Request
With the pictures omitted, write out the entries that follow exactly as they stand.

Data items

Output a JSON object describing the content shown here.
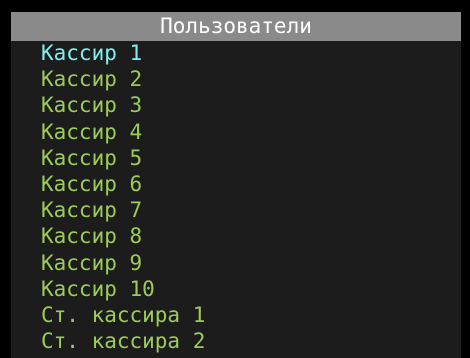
{
  "title": "Пользователи",
  "colors": {
    "selected": "#7ff0f0",
    "normal": "#9ccc5a",
    "title_bar": "#8a8a8a",
    "panel": "#1c1c1c"
  },
  "selected_index": 0,
  "items": [
    {
      "label": "Кассир 1"
    },
    {
      "label": "Кассир 2"
    },
    {
      "label": "Кассир 3"
    },
    {
      "label": "Кассир 4"
    },
    {
      "label": "Кассир 5"
    },
    {
      "label": "Кассир 6"
    },
    {
      "label": "Кассир 7"
    },
    {
      "label": "Кассир 8"
    },
    {
      "label": "Кассир 9"
    },
    {
      "label": "Кассир 10"
    },
    {
      "label": "Ст. кассира 1"
    },
    {
      "label": "Ст. кассира 2"
    }
  ]
}
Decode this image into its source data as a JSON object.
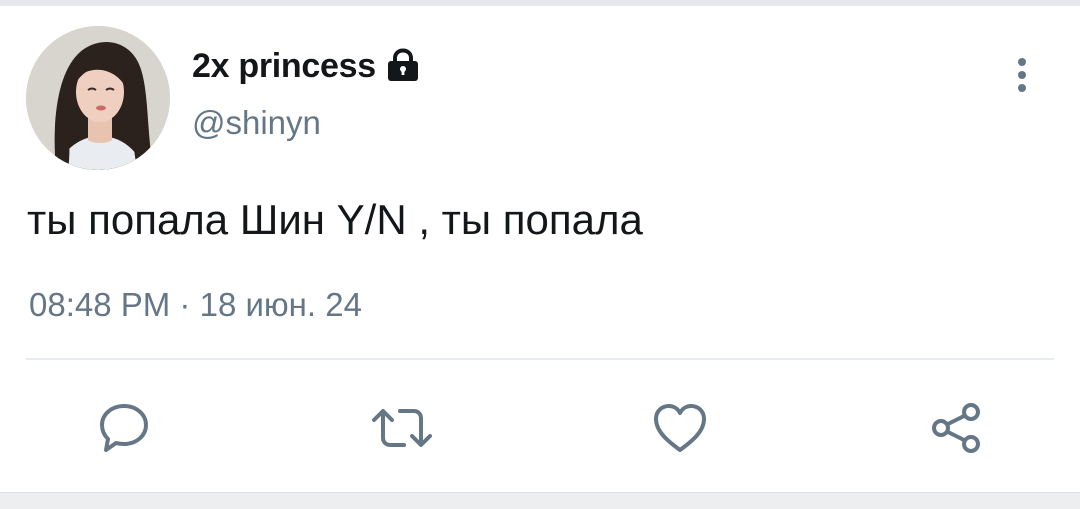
{
  "tweet": {
    "author": {
      "display_name": "2x princess",
      "handle": "@shinyn",
      "protected_icon": "lock-icon",
      "avatar": "profile-photo"
    },
    "text": "ты попала Шин Y/N , ты попала",
    "time": "08:48 PM",
    "separator": "·",
    "date": "18 июн. 24",
    "menu_icon": "vertical-dots-icon"
  },
  "actions": [
    {
      "name": "reply",
      "icon": "comment-icon"
    },
    {
      "name": "retweet",
      "icon": "retweet-icon"
    },
    {
      "name": "like",
      "icon": "heart-icon"
    },
    {
      "name": "share",
      "icon": "share-icon"
    }
  ],
  "colors": {
    "text_primary": "#14171a",
    "text_secondary": "#657786",
    "icon": "#657786",
    "divider": "#e6ecf0"
  }
}
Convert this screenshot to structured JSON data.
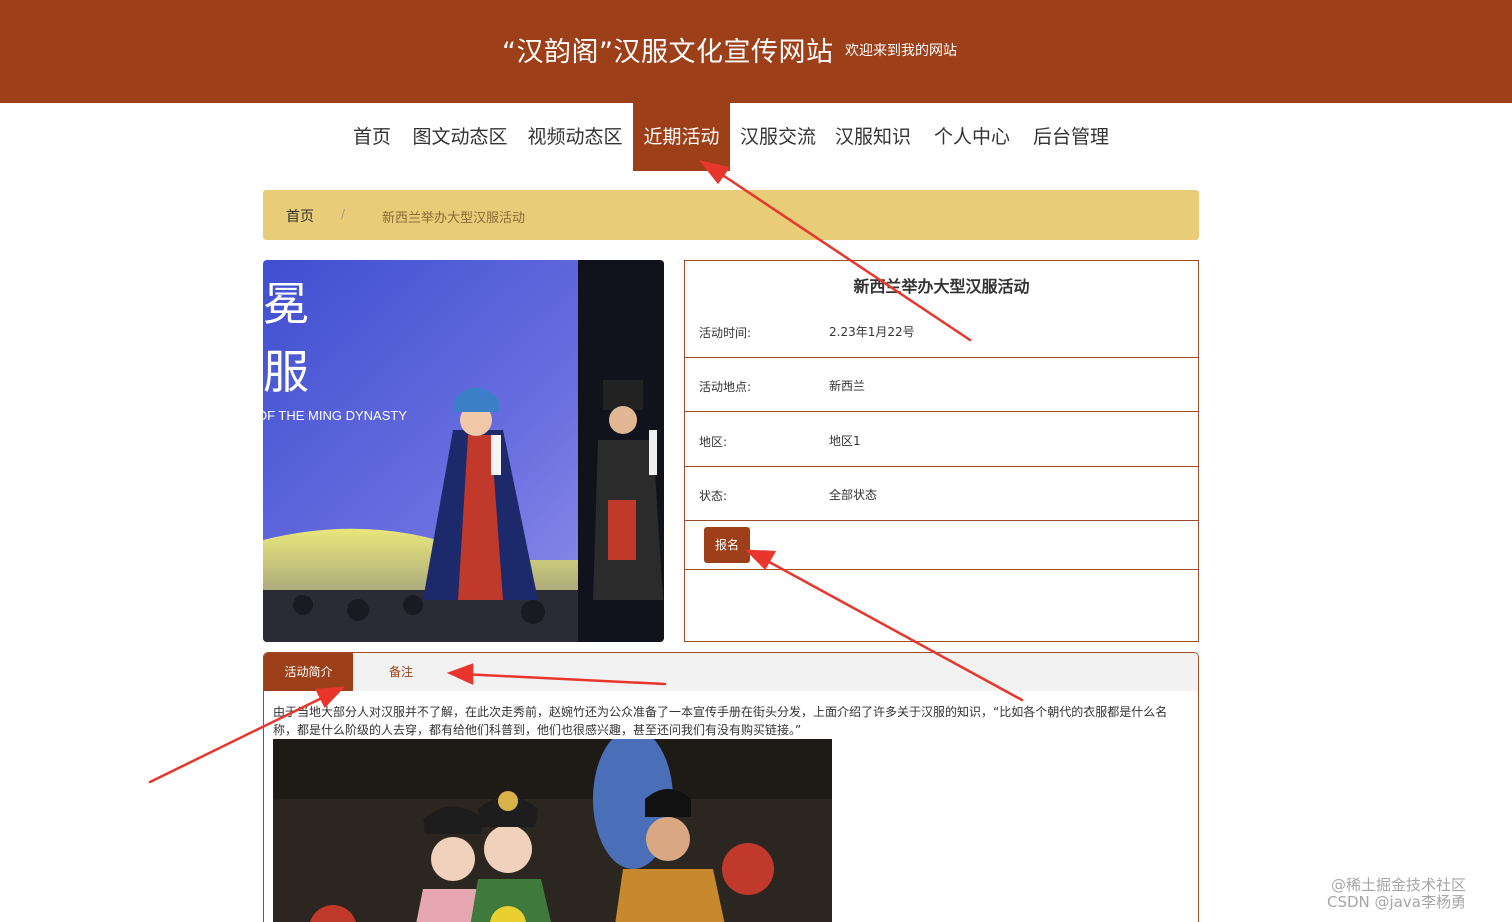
{
  "header": {
    "title": "“汉韵阁”汉服文化宣传网站",
    "welcome": "欢迎来到我的网站"
  },
  "nav": {
    "items": [
      {
        "label": "首页"
      },
      {
        "label": "图文动态区"
      },
      {
        "label": "视频动态区"
      },
      {
        "label": "近期活动",
        "active": true
      },
      {
        "label": "汉服交流"
      },
      {
        "label": "汉服知识"
      },
      {
        "label": "个人中心"
      },
      {
        "label": "后台管理"
      }
    ]
  },
  "breadcrumb": {
    "home": "首页",
    "separator": "/",
    "current": "新西兰举办大型汉服活动"
  },
  "main_image": {
    "caption_big1": "冕",
    "caption_big2": "服",
    "caption_small": "OF THE MING DYNASTY"
  },
  "detail": {
    "title": "新西兰举办大型汉服活动",
    "rows": [
      {
        "label": "活动时间:",
        "value": "2.23年1月22号"
      },
      {
        "label": "活动地点:",
        "value": "新西兰"
      },
      {
        "label": "地区:",
        "value": "地区1"
      },
      {
        "label": "状态:",
        "value": "全部状态"
      }
    ],
    "signup_label": "报名"
  },
  "tabs": {
    "items": [
      {
        "label": "活动简介",
        "active": true
      },
      {
        "label": "备注",
        "active": false
      }
    ],
    "intro_text": "由于当地大部分人对汉服并不了解，在此次走秀前，赵婉竹还为公众准备了一本宣传手册在街头分发，上面介绍了许多关于汉服的知识，“比如各个朝代的衣服都是什么名称，都是什么阶级的人去穿，都有给他们科普到，他们也很感兴趣，甚至还问我们有没有购买链接。”"
  },
  "watermark": {
    "line1": "@稀土掘金技术社区",
    "line2": "CSDN @java李杨勇"
  },
  "colors": {
    "brand": "#9d3f18",
    "breadcrumb_bg": "#e9cc78",
    "annotation": "#e8362c"
  }
}
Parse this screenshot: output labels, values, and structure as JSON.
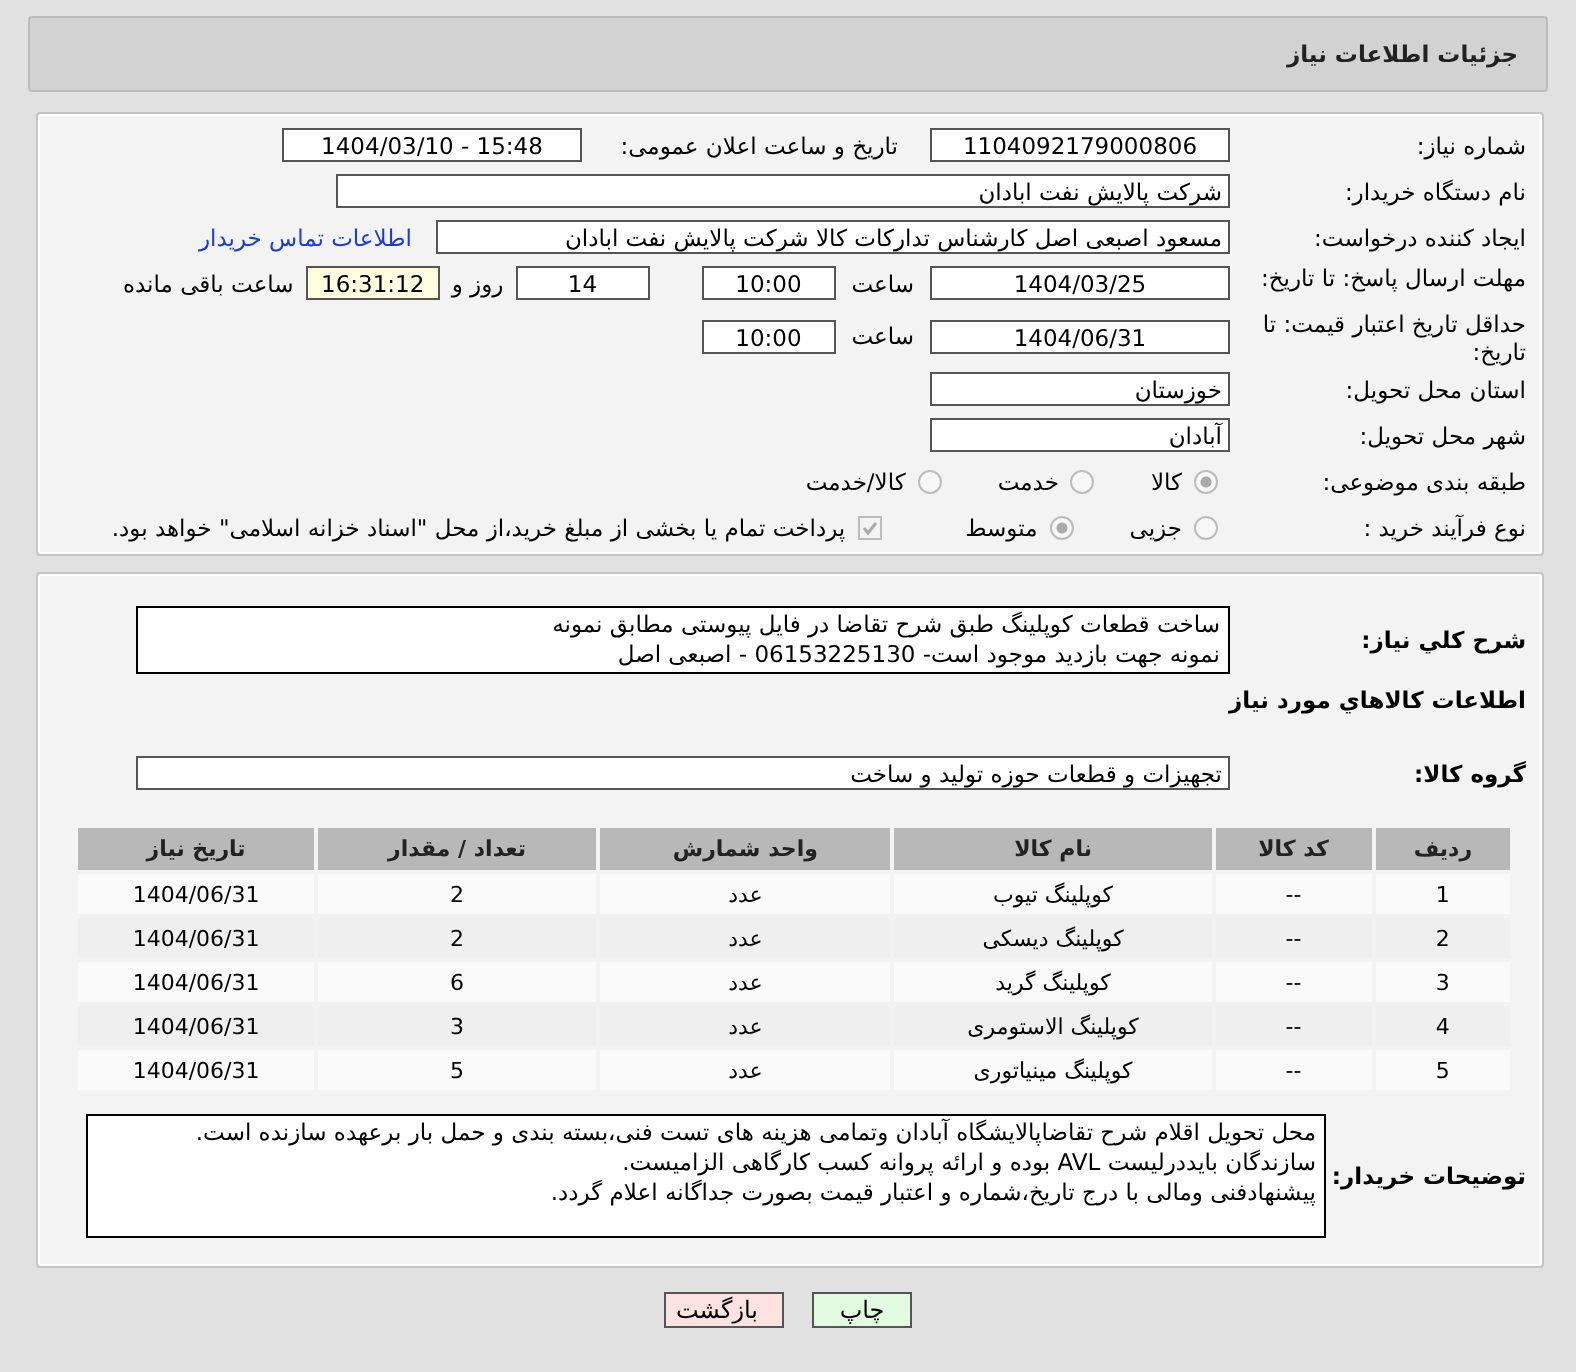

Finished answer
Output a JSON object describing the content shown here.
{
  "title": "Пользователи",
  "colors": {
    "selected": "#7ff0f0",
    "normal": "#9ccc5a",
    "title_bar": "#8a8a8a",
    "panel": "#1c1c1c"
  },
  "selected_index": 0,
  "items": [
    {
      "label": "Кассир 1"
    },
    {
      "label": "Кассир 2"
    },
    {
      "label": "Кассир 3"
    },
    {
      "label": "Кассир 4"
    },
    {
      "label": "Кассир 5"
    },
    {
      "label": "Кассир 6"
    },
    {
      "label": "Кассир 7"
    },
    {
      "label": "Кассир 8"
    },
    {
      "label": "Кассир 9"
    },
    {
      "label": "Кассир 10"
    },
    {
      "label": "Ст. кассира 1"
    },
    {
      "label": "Ст. кассира 2"
    }
  ]
}
Decode this image into its source data as a JSON object.
{
  "tweet": {
    "author": {
      "display_name": "2x princess",
      "handle": "@shinyn",
      "protected_icon": "lock-icon",
      "avatar": "profile-photo"
    },
    "text": "ты попала Шин Y/N , ты попала",
    "time": "08:48 PM",
    "separator": "·",
    "date": "18 июн. 24",
    "menu_icon": "vertical-dots-icon"
  },
  "actions": [
    {
      "name": "reply",
      "icon": "comment-icon"
    },
    {
      "name": "retweet",
      "icon": "retweet-icon"
    },
    {
      "name": "like",
      "icon": "heart-icon"
    },
    {
      "name": "share",
      "icon": "share-icon"
    }
  ],
  "colors": {
    "text_primary": "#14171a",
    "text_secondary": "#657786",
    "icon": "#657786",
    "divider": "#e6ecf0"
  }
}
Convert this screenshot to structured JSON data.
{
  "header": {
    "title": "“汉韵阁”汉服文化宣传网站",
    "welcome": "欢迎来到我的网站"
  },
  "nav": {
    "items": [
      {
        "label": "首页"
      },
      {
        "label": "图文动态区"
      },
      {
        "label": "视频动态区"
      },
      {
        "label": "近期活动",
        "active": true
      },
      {
        "label": "汉服交流"
      },
      {
        "label": "汉服知识"
      },
      {
        "label": "个人中心"
      },
      {
        "label": "后台管理"
      }
    ]
  },
  "breadcrumb": {
    "home": "首页",
    "separator": "/",
    "current": "新西兰举办大型汉服活动"
  },
  "main_image": {
    "caption_big1": "冕",
    "caption_big2": "服",
    "caption_small": "OF THE MING DYNASTY"
  },
  "detail": {
    "title": "新西兰举办大型汉服活动",
    "rows": [
      {
        "label": "活动时间:",
        "value": "2.23年1月22号"
      },
      {
        "label": "活动地点:",
        "value": "新西兰"
      },
      {
        "label": "地区:",
        "value": "地区1"
      },
      {
        "label": "状态:",
        "value": "全部状态"
      }
    ],
    "signup_label": "报名"
  },
  "tabs": {
    "items": [
      {
        "label": "活动简介",
        "active": true
      },
      {
        "label": "备注",
        "active": false
      }
    ],
    "intro_text": "由于当地大部分人对汉服并不了解，在此次走秀前，赵婉竹还为公众准备了一本宣传手册在街头分发，上面介绍了许多关于汉服的知识，“比如各个朝代的衣服都是什么名称，都是什么阶级的人去穿，都有给他们科普到，他们也很感兴趣，甚至还问我们有没有购买链接。”"
  },
  "watermark": {
    "line1": "@稀土掘金技术社区",
    "line2": "CSDN @java李杨勇"
  },
  "colors": {
    "brand": "#9d3f18",
    "breadcrumb_bg": "#e9cc78",
    "annotation": "#e8362c"
  }
}
Parse this screenshot: output labels, values, and structure as JSON.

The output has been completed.